All lines featuring the string "avatar" are to be listed.

--- BEGIN Supplied information ---

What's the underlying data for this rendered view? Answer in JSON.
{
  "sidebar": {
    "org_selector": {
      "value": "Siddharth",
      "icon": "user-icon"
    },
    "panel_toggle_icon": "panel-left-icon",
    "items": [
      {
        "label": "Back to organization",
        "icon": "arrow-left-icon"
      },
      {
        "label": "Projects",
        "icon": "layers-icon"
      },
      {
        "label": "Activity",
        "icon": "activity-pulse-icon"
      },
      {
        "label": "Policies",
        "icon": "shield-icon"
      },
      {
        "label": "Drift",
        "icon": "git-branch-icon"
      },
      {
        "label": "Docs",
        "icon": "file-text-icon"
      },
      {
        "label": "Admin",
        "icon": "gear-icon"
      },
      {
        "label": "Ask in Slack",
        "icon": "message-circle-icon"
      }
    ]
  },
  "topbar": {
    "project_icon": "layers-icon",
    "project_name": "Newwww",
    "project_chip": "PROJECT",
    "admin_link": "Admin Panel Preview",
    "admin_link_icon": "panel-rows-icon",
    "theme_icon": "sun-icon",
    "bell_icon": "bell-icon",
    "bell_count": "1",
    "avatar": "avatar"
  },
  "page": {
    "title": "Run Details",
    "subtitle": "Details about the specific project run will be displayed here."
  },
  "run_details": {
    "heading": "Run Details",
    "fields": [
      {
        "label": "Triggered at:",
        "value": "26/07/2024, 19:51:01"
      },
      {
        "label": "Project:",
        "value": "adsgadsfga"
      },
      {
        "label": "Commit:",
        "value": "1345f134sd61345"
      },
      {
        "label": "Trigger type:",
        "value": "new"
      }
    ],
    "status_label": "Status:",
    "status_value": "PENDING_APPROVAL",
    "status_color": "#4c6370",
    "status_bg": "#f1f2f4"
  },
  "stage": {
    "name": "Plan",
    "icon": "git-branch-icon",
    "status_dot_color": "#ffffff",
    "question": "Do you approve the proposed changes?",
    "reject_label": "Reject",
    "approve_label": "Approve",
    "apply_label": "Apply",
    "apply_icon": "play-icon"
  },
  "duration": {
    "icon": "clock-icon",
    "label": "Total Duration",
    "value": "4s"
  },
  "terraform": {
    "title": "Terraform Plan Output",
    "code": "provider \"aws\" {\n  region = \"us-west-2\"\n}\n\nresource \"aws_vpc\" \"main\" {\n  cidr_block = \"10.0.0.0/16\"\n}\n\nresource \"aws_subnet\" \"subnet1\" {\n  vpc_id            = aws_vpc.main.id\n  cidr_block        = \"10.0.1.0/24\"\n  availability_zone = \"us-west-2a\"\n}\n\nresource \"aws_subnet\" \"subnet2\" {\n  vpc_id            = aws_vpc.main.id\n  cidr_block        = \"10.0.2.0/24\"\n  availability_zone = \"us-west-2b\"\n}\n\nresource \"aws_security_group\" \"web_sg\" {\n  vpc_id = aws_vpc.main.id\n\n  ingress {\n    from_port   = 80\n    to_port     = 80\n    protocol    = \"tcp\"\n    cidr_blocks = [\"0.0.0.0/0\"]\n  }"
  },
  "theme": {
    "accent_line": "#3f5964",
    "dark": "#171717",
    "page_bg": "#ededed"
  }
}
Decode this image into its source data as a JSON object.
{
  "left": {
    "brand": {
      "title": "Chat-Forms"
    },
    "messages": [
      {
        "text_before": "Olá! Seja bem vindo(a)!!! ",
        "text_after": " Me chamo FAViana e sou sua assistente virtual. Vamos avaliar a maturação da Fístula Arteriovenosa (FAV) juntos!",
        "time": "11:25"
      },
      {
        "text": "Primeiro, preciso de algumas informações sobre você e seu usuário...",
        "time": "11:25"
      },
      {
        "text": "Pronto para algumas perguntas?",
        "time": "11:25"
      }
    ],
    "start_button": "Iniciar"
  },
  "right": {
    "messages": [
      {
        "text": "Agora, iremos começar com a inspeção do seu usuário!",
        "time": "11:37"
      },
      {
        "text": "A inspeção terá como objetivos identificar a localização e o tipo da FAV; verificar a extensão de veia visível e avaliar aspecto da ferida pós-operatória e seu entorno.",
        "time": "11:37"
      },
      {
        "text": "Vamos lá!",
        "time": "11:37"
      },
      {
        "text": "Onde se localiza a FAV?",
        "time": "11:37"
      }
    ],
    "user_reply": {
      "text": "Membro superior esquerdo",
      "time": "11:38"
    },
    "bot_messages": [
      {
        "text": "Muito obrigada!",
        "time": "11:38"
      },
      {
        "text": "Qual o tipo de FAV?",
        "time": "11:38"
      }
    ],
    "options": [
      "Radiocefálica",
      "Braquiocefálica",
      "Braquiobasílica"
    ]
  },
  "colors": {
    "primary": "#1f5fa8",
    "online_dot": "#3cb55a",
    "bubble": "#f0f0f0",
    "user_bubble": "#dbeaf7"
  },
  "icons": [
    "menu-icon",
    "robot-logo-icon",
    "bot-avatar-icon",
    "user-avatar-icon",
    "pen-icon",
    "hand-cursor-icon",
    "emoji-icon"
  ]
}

--- END Supplied information ---

Task output>
    "avatar": "avatar"
    "bot-avatar-icon",
    "user-avatar-icon",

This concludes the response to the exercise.